• [Exercise requirements] Read the material below. Count the lines containing "مجال" and give that count alone.

• [Available records]
----

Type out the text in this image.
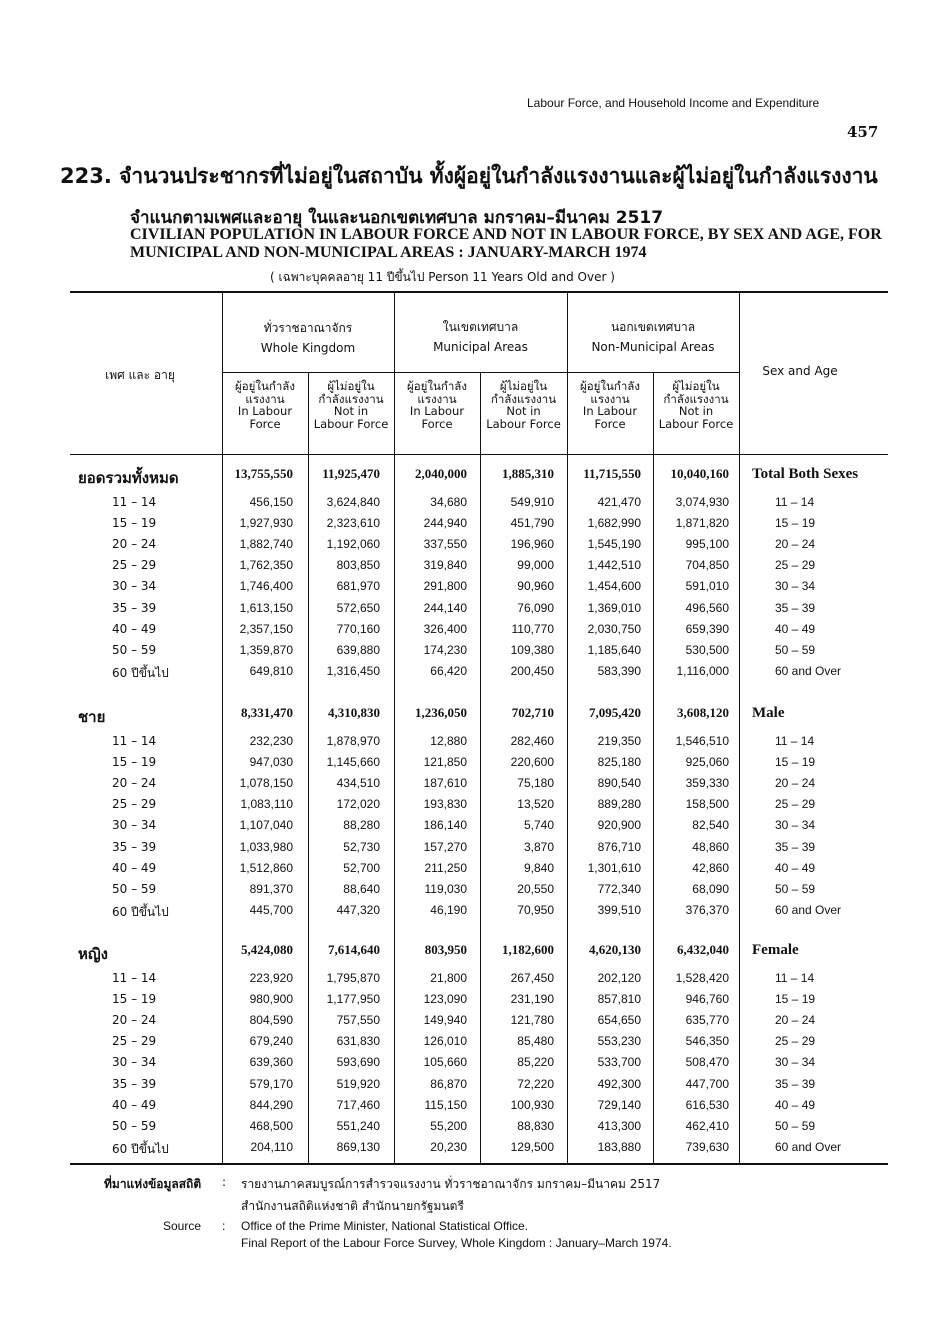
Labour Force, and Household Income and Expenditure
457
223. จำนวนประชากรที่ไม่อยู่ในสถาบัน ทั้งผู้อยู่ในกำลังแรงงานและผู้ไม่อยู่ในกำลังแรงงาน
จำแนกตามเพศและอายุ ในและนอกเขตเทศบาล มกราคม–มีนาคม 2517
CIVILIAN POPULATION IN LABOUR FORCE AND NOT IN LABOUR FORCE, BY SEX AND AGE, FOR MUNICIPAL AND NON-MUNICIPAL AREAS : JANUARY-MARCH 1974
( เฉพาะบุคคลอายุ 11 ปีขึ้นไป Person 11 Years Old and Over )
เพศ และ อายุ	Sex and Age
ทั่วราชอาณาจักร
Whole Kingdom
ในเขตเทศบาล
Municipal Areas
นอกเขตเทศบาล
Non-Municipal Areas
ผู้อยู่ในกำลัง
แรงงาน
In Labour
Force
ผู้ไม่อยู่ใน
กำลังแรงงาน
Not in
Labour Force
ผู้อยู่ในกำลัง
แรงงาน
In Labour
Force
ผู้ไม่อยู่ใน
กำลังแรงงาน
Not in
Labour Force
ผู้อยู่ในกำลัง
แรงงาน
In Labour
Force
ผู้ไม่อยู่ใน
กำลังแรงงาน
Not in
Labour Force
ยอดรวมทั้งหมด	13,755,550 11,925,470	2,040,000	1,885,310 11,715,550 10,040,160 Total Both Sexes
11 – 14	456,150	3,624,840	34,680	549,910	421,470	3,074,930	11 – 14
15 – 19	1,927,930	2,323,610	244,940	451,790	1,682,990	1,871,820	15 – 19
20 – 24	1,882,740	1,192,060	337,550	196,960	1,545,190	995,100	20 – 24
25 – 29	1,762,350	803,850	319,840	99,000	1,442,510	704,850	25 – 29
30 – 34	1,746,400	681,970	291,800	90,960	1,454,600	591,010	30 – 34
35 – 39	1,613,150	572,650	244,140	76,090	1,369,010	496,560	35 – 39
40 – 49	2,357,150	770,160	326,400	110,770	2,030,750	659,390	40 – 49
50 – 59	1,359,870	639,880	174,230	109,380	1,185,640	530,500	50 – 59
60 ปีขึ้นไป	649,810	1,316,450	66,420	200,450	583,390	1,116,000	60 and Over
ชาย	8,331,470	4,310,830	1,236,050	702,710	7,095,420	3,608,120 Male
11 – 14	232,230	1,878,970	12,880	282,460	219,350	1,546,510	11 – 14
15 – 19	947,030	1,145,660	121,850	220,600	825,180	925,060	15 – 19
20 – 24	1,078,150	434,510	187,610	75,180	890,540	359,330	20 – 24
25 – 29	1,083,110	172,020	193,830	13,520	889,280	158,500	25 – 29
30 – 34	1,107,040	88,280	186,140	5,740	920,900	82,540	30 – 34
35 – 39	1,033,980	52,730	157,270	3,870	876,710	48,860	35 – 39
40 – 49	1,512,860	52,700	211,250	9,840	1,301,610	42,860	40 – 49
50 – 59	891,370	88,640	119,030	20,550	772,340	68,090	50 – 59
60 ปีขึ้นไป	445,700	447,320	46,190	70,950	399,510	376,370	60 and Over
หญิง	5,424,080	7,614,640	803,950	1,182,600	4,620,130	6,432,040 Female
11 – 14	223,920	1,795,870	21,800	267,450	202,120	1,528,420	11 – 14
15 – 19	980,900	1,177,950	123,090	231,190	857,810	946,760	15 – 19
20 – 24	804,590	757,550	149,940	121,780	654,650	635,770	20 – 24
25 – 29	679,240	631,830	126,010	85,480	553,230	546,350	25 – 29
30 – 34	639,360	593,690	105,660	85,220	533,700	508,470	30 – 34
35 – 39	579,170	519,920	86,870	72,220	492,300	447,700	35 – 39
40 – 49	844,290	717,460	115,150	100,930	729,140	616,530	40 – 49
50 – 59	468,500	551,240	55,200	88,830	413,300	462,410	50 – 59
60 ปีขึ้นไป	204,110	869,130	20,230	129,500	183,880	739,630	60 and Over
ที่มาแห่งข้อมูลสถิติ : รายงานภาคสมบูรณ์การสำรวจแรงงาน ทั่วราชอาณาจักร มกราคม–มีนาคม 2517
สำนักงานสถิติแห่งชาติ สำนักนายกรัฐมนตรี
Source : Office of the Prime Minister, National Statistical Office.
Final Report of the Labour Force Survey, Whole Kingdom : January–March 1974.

----

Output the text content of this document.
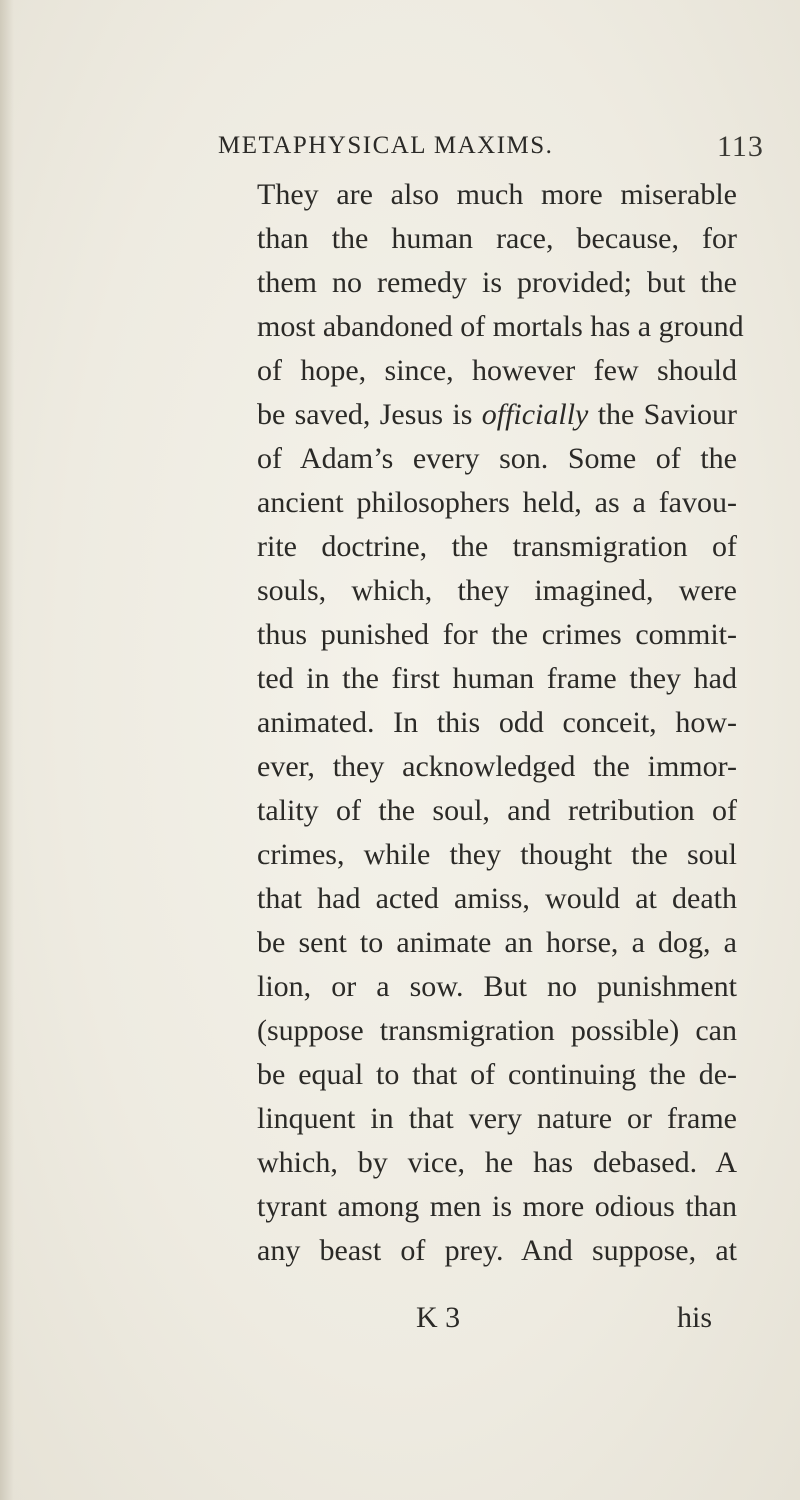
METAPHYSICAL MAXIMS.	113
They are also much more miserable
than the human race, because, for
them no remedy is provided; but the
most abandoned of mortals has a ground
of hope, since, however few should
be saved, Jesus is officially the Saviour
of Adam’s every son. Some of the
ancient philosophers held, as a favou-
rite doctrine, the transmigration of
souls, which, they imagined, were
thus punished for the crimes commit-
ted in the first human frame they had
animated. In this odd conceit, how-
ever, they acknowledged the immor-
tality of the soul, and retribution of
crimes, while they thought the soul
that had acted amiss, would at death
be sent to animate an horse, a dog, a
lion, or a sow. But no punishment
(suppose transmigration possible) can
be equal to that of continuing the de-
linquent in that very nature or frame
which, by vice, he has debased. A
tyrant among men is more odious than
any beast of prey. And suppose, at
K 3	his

----

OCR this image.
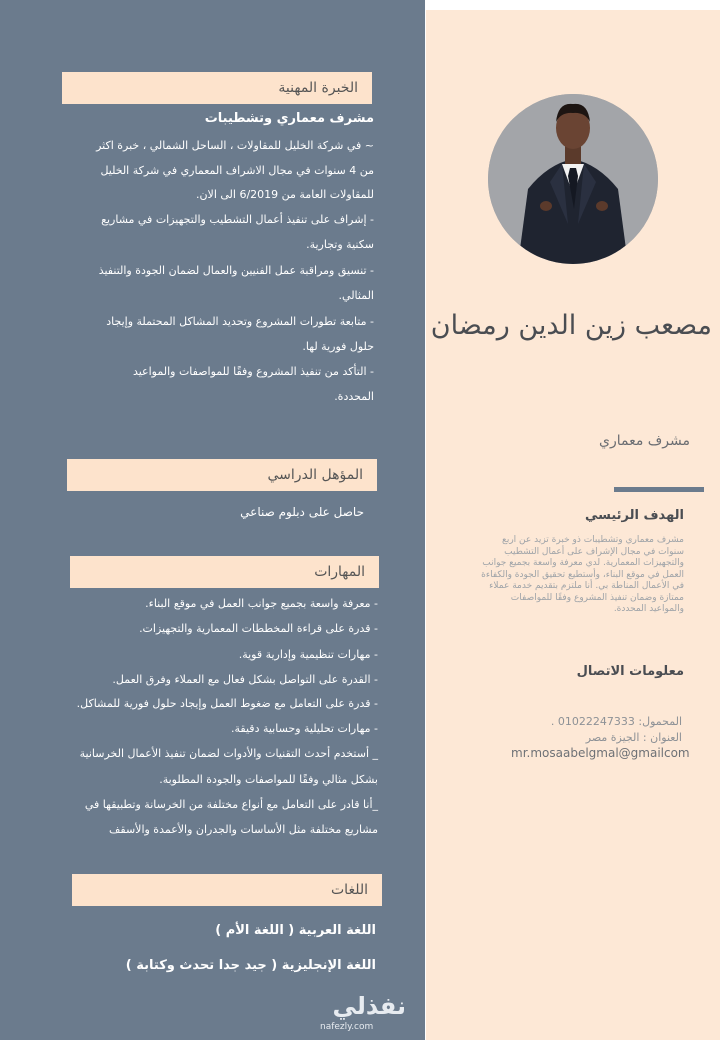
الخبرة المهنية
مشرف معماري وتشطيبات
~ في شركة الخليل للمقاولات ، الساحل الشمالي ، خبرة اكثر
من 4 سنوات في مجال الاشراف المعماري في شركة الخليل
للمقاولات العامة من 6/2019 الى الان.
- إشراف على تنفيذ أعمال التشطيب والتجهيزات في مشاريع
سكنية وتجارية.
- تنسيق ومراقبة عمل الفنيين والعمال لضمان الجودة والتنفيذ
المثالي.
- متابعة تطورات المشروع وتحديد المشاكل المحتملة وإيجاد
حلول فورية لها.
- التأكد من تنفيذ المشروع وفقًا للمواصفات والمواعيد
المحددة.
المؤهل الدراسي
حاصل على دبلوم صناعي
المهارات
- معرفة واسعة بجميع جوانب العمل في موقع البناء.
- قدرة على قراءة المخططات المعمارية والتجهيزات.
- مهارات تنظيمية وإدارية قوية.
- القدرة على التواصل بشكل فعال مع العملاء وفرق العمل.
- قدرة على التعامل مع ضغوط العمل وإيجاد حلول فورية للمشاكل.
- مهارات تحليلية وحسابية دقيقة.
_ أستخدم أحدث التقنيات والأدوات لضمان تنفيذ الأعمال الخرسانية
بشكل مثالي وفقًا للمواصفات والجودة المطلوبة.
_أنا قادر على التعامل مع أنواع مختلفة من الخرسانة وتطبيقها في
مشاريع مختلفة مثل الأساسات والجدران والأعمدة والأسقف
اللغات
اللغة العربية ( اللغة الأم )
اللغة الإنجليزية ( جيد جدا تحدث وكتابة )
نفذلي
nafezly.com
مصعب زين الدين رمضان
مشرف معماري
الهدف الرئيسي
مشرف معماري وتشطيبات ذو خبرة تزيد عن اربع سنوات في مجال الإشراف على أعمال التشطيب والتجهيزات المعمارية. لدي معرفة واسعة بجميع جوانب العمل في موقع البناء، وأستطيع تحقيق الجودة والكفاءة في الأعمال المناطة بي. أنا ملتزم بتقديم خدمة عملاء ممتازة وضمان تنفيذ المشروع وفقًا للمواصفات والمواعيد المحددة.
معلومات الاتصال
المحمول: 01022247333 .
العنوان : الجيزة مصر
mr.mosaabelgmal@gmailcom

----

• [Problem solution] 2